• What is required: Check each line for the string "marker". Give only the count of lines that have it.

┌──

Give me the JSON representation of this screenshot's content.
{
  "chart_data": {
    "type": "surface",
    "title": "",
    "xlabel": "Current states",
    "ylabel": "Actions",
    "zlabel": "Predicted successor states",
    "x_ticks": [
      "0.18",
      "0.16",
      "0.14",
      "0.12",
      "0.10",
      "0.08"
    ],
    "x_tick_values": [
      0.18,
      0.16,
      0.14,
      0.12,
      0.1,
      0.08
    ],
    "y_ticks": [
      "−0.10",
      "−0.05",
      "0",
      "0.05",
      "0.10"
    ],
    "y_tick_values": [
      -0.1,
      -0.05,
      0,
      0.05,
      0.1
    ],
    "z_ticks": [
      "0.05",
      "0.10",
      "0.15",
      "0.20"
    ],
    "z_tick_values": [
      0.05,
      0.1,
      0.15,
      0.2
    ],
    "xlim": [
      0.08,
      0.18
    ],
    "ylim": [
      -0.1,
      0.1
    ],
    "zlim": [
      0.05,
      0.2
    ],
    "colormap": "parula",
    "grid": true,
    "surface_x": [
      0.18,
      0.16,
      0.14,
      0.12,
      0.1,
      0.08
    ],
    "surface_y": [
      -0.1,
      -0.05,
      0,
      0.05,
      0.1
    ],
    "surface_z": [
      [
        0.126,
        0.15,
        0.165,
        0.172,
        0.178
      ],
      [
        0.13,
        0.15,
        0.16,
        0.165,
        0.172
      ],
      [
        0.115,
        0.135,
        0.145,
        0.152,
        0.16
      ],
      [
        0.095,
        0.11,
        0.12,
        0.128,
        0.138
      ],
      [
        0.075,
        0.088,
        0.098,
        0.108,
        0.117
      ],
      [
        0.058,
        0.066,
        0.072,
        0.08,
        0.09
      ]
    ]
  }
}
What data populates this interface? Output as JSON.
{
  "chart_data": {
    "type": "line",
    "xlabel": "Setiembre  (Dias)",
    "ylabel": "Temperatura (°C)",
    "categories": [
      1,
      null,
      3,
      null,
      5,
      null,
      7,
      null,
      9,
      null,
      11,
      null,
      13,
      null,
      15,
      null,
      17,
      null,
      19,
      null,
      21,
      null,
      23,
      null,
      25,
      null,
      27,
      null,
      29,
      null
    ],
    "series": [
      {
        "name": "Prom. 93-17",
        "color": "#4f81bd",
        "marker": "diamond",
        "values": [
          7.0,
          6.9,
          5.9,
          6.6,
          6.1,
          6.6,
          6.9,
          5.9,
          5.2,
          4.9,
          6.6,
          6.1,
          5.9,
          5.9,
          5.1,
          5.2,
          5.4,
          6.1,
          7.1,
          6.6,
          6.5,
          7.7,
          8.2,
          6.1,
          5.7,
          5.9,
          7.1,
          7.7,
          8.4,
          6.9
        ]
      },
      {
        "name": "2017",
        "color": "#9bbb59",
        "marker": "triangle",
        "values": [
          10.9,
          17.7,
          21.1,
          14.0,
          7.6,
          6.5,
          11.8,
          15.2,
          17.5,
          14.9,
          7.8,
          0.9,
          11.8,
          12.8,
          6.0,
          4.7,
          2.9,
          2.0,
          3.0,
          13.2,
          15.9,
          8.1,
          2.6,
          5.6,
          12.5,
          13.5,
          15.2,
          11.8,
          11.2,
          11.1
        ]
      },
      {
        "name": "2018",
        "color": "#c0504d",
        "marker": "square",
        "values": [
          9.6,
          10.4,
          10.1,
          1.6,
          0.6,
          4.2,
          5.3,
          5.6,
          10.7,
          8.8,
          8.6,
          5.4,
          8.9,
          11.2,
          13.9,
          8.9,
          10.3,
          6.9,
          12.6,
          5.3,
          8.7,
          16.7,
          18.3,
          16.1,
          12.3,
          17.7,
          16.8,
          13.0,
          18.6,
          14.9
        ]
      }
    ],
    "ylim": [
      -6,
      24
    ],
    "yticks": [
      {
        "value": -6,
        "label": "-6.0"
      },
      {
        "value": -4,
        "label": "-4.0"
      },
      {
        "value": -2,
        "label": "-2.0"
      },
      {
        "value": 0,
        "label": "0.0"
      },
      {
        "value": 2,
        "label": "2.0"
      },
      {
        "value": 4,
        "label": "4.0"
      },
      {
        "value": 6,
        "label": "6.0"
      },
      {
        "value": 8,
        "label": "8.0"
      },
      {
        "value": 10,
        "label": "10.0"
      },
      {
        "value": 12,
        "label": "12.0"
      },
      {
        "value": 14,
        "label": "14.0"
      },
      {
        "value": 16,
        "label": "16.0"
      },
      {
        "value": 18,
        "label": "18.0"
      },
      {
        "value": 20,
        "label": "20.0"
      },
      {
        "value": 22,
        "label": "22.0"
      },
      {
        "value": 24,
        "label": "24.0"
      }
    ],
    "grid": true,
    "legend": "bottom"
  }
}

└──

• Exercise answer: 3